From the entries that follow, list every line in which the string "Launch" appears.
** Start of Data shown **
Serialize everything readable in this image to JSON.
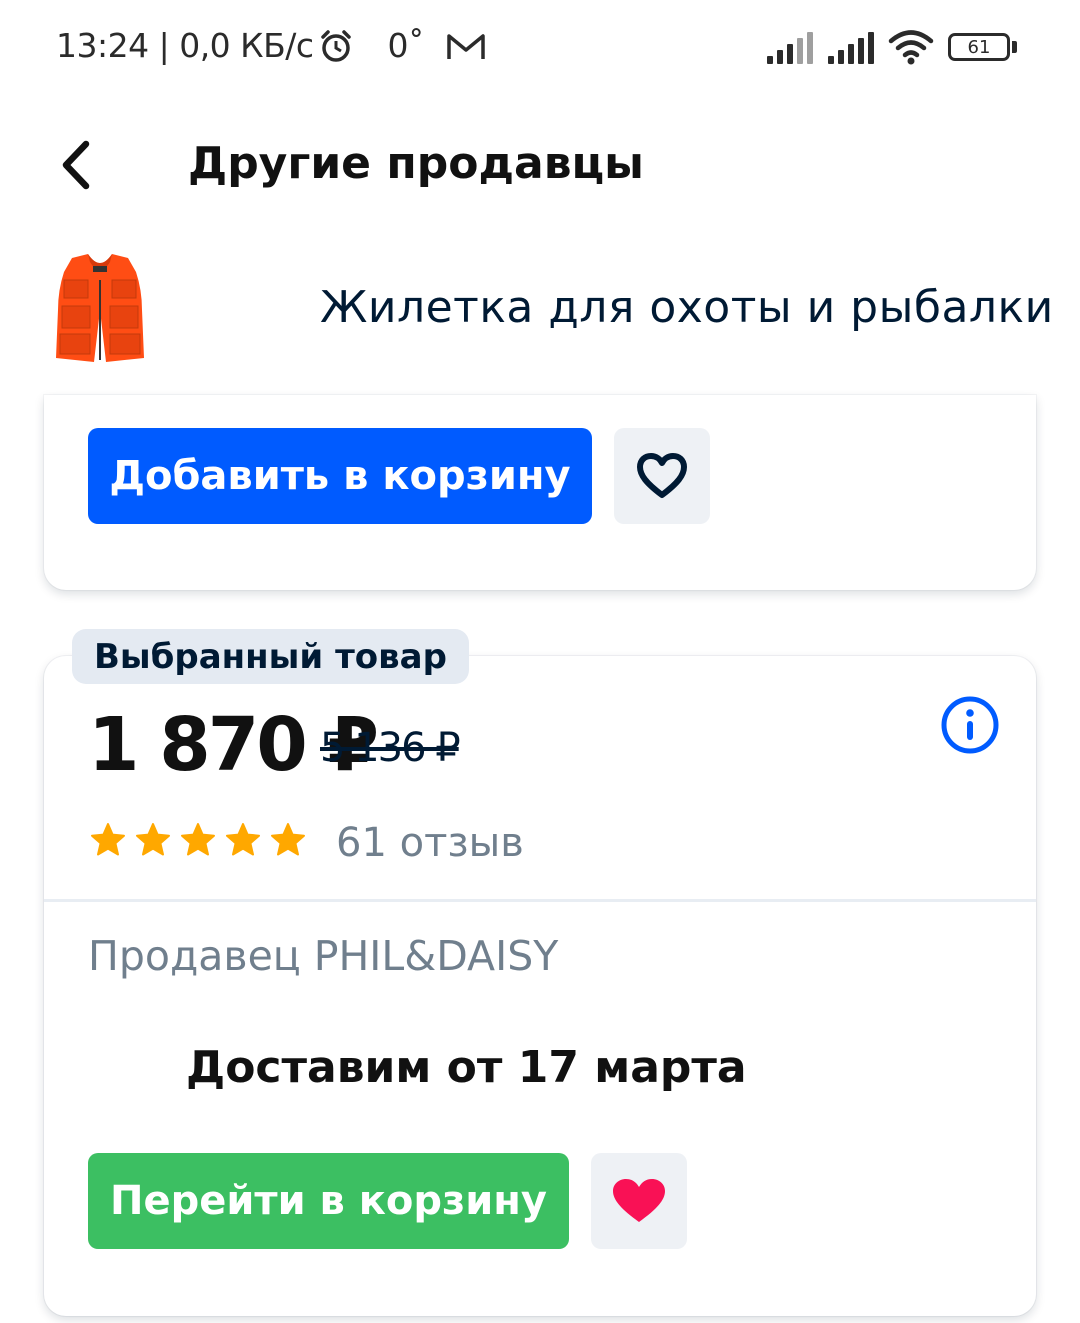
{
  "status_bar": {
    "time_speed": "13:24 | 0,0 КБ/с",
    "temperature": "0˚",
    "battery": "61",
    "icons": [
      "alarm-icon",
      "mail-icon",
      "signal-icon",
      "signal-icon",
      "wifi-icon",
      "battery-icon"
    ]
  },
  "header": {
    "title": "Другие продавцы",
    "back_icon": "chevron-left-icon"
  },
  "product": {
    "name": "Жилетка для охоты и рыбалки",
    "thumbnail": "orange-vest-image",
    "thumbnail_color": "#ff4d14"
  },
  "card_top": {
    "add_to_cart_label": "Добавить в корзину",
    "favorite_icon": "heart-outline-icon"
  },
  "selected_offer": {
    "badge": "Выбранный товар",
    "price": "1 870 ₽",
    "old_price": "5 136 ₽",
    "info_icon": "info-icon",
    "rating_stars": 5,
    "reviews": "61 отзыв",
    "seller": "Продавец PHIL&DAISY",
    "delivery": "Доставим от 17 марта",
    "go_to_cart_label": "Перейти в корзину",
    "favorite_icon": "heart-filled-icon"
  },
  "colors": {
    "primary_blue": "#005bff",
    "cart_green": "#3cbf62",
    "favorite_pink": "#f91155",
    "star": "#ffa800"
  }
}
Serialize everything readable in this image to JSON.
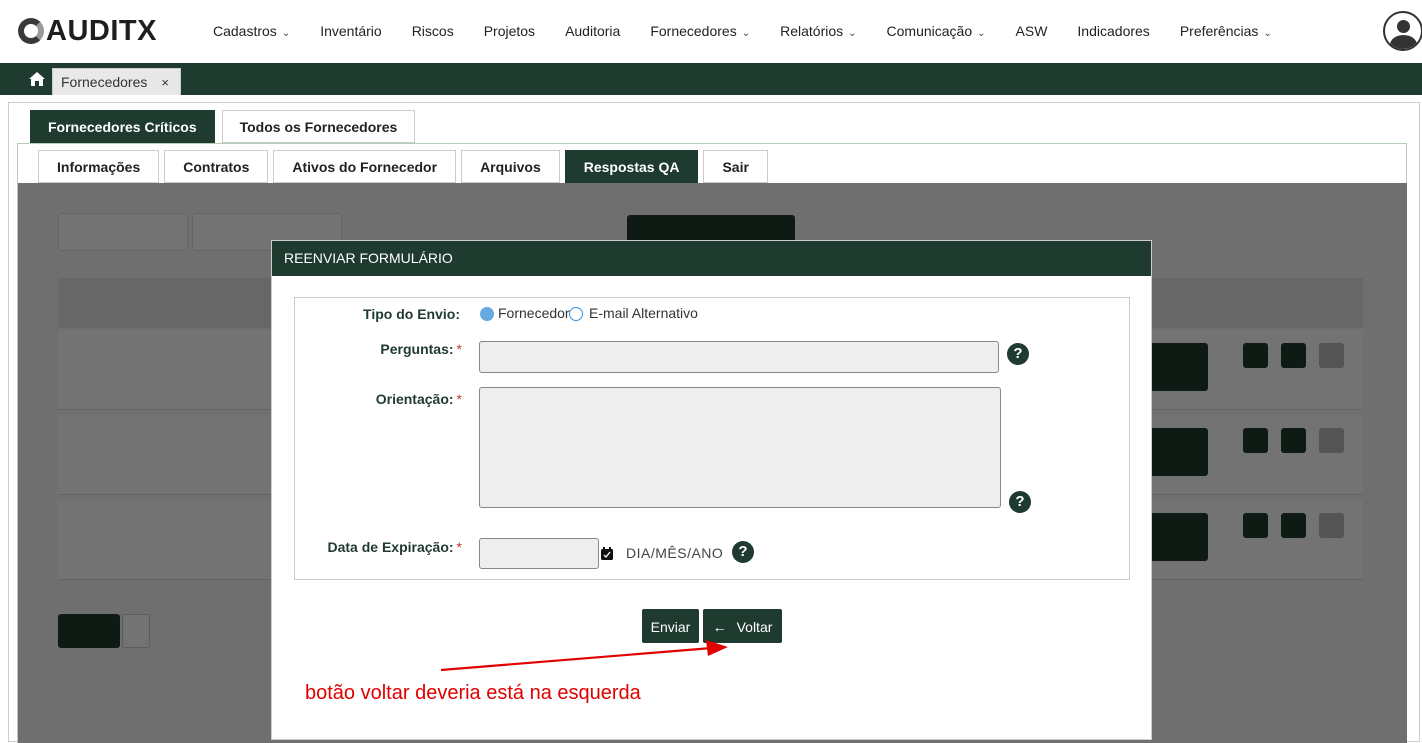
{
  "brand": {
    "name": "AUDITX"
  },
  "nav": {
    "items": [
      {
        "label": "Cadastros",
        "dropdown": true
      },
      {
        "label": "Inventário",
        "dropdown": false
      },
      {
        "label": "Riscos",
        "dropdown": false
      },
      {
        "label": "Projetos",
        "dropdown": false
      },
      {
        "label": "Auditoria",
        "dropdown": false
      },
      {
        "label": "Fornecedores",
        "dropdown": true
      },
      {
        "label": "Relatórios",
        "dropdown": true
      },
      {
        "label": "Comunicação",
        "dropdown": true
      },
      {
        "label": "ASW",
        "dropdown": false
      },
      {
        "label": "Indicadores",
        "dropdown": false
      },
      {
        "label": "Preferências",
        "dropdown": true
      }
    ],
    "user_icon": "user-circle-icon"
  },
  "page_tabs": {
    "home_icon": "home-icon",
    "current": "Fornecedores",
    "close": "×"
  },
  "top_tabs": [
    {
      "label": "Fornecedores Críticos",
      "active": true
    },
    {
      "label": "Todos os Fornecedores",
      "active": false
    }
  ],
  "sub_tabs": [
    {
      "label": "Informações",
      "active": false
    },
    {
      "label": "Contratos",
      "active": false
    },
    {
      "label": "Ativos do Fornecedor",
      "active": false
    },
    {
      "label": "Arquivos",
      "active": false
    },
    {
      "label": "Respostas QA",
      "active": true
    },
    {
      "label": "Sair",
      "active": false
    }
  ],
  "modal": {
    "title": "REENVIAR FORMULÁRIO",
    "tipo_envio": {
      "label": "Tipo do Envio:",
      "options": [
        {
          "label": "Fornecedor",
          "selected": true
        },
        {
          "label": "E-mail Alternativo",
          "selected": false
        }
      ]
    },
    "perguntas": {
      "label": "Perguntas:",
      "value": ""
    },
    "orientacao": {
      "label": "Orientação:",
      "value": ""
    },
    "data_expiracao": {
      "label": "Data de Expiração:",
      "value": "",
      "format": "DIA/MÊS/ANO"
    },
    "required_mark": "*",
    "help": "?",
    "buttons": {
      "send": "Enviar",
      "back": "Voltar"
    }
  },
  "annotation": {
    "text": "botão voltar deveria está na esquerda"
  },
  "colors": {
    "primary": "#1f3a2e",
    "annotation": "#e00000",
    "radio": "#66a9e0"
  }
}
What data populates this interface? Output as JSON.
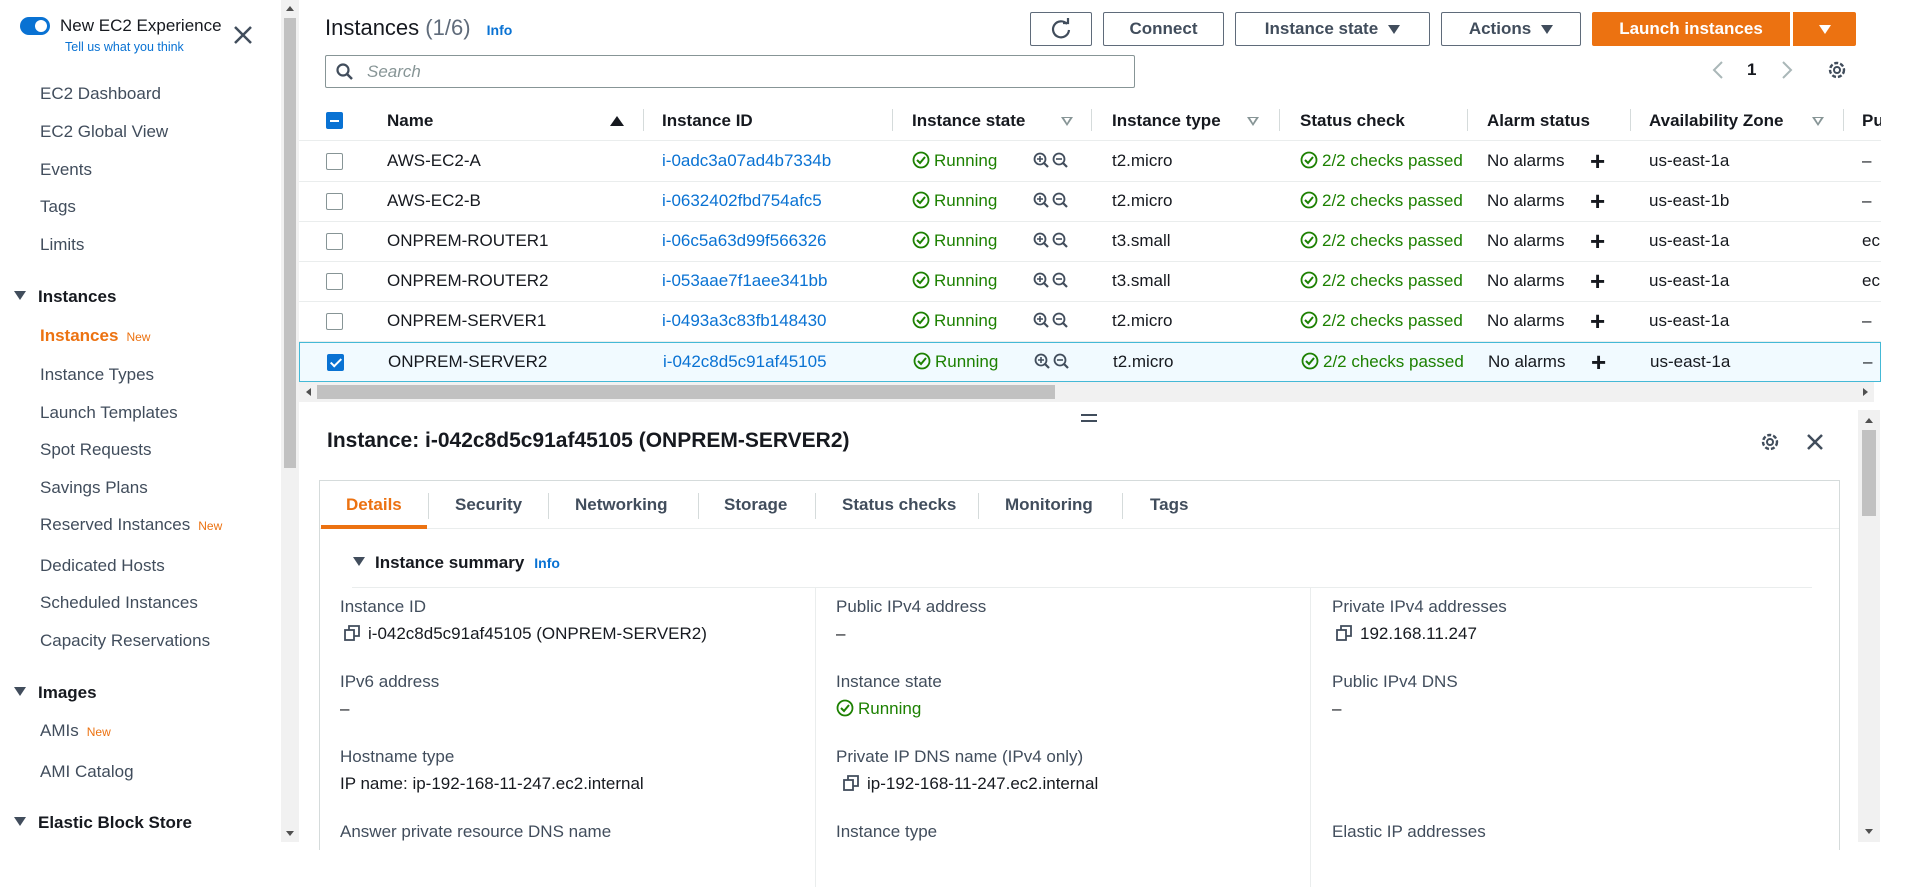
{
  "sidebar": {
    "toggle_title": "New EC2 Experience",
    "toggle_sub": "Tell us what you think",
    "items_top": [
      "EC2 Dashboard",
      "EC2 Global View",
      "Events",
      "Tags",
      "Limits"
    ],
    "instances_section": "Instances",
    "instances_items": [
      {
        "label": "Instances",
        "new": "New"
      },
      {
        "label": "Instance Types",
        "new": ""
      },
      {
        "label": "Launch Templates",
        "new": ""
      },
      {
        "label": "Spot Requests",
        "new": ""
      },
      {
        "label": "Savings Plans",
        "new": ""
      },
      {
        "label": "Reserved Instances",
        "new": "New"
      },
      {
        "label": "Dedicated Hosts",
        "new": ""
      },
      {
        "label": "Scheduled Instances",
        "new": ""
      },
      {
        "label": "Capacity Reservations",
        "new": ""
      }
    ],
    "images_section": "Images",
    "images_items": [
      {
        "label": "AMIs",
        "new": "New"
      },
      {
        "label": "AMI Catalog",
        "new": ""
      }
    ],
    "ebs_section": "Elastic Block Store"
  },
  "header": {
    "title": "Instances",
    "count": "(1/6)",
    "info": "Info",
    "connect": "Connect",
    "instance_state": "Instance state",
    "actions": "Actions",
    "launch": "Launch instances",
    "search_placeholder": "Search",
    "page": "1"
  },
  "table": {
    "columns": [
      "Name",
      "Instance ID",
      "Instance state",
      "Instance type",
      "Status check",
      "Alarm status",
      "Availability Zone",
      "Pu"
    ],
    "rows": [
      {
        "name": "AWS-EC2-A",
        "id": "i-0adc3a07ad4b7334b",
        "state": "Running",
        "type": "t2.micro",
        "status": "2/2 checks passed",
        "alarm": "No alarms",
        "az": "us-east-1a",
        "pub": "–",
        "selected": false
      },
      {
        "name": "AWS-EC2-B",
        "id": "i-0632402fbd754afc5",
        "state": "Running",
        "type": "t2.micro",
        "status": "2/2 checks passed",
        "alarm": "No alarms",
        "az": "us-east-1b",
        "pub": "–",
        "selected": false
      },
      {
        "name": "ONPREM-ROUTER1",
        "id": "i-06c5a63d99f566326",
        "state": "Running",
        "type": "t3.small",
        "status": "2/2 checks passed",
        "alarm": "No alarms",
        "az": "us-east-1a",
        "pub": "ec",
        "selected": false
      },
      {
        "name": "ONPREM-ROUTER2",
        "id": "i-053aae7f1aee341bb",
        "state": "Running",
        "type": "t3.small",
        "status": "2/2 checks passed",
        "alarm": "No alarms",
        "az": "us-east-1a",
        "pub": "ec",
        "selected": false
      },
      {
        "name": "ONPREM-SERVER1",
        "id": "i-0493a3c83fb148430",
        "state": "Running",
        "type": "t2.micro",
        "status": "2/2 checks passed",
        "alarm": "No alarms",
        "az": "us-east-1a",
        "pub": "–",
        "selected": false
      },
      {
        "name": "ONPREM-SERVER2",
        "id": "i-042c8d5c91af45105",
        "state": "Running",
        "type": "t2.micro",
        "status": "2/2 checks passed",
        "alarm": "No alarms",
        "az": "us-east-1a",
        "pub": "–",
        "selected": true
      }
    ]
  },
  "detail": {
    "title": "Instance: i-042c8d5c91af45105 (ONPREM-SERVER2)",
    "tabs": [
      "Details",
      "Security",
      "Networking",
      "Storage",
      "Status checks",
      "Monitoring",
      "Tags"
    ],
    "summary_title": "Instance summary",
    "summary_info": "Info",
    "fields": {
      "instance_id_label": "Instance ID",
      "instance_id_value": "i-042c8d5c91af45105 (ONPREM-SERVER2)",
      "public_ipv4_label": "Public IPv4 address",
      "public_ipv4_value": "–",
      "private_ipv4_label": "Private IPv4 addresses",
      "private_ipv4_value": "192.168.11.247",
      "ipv6_label": "IPv6 address",
      "ipv6_value": "–",
      "instance_state_label": "Instance state",
      "instance_state_value": "Running",
      "public_dns_label": "Public IPv4 DNS",
      "public_dns_value": "–",
      "hostname_type_label": "Hostname type",
      "hostname_type_value": "IP name: ip-192-168-11-247.ec2.internal",
      "private_dns_label": "Private IP DNS name (IPv4 only)",
      "private_dns_value": "ip-192-168-11-247.ec2.internal",
      "answer_dns_label": "Answer private resource DNS name",
      "instance_type_label": "Instance type",
      "elastic_ip_label": "Elastic IP addresses"
    }
  },
  "colors": {
    "accent": "#ec7211",
    "link": "#0972d3",
    "success": "#1d8102"
  }
}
** End of Data shown **
▶ _Response to this exercise_
        "label": "Launch Templates",
    "launch": "Launch instances",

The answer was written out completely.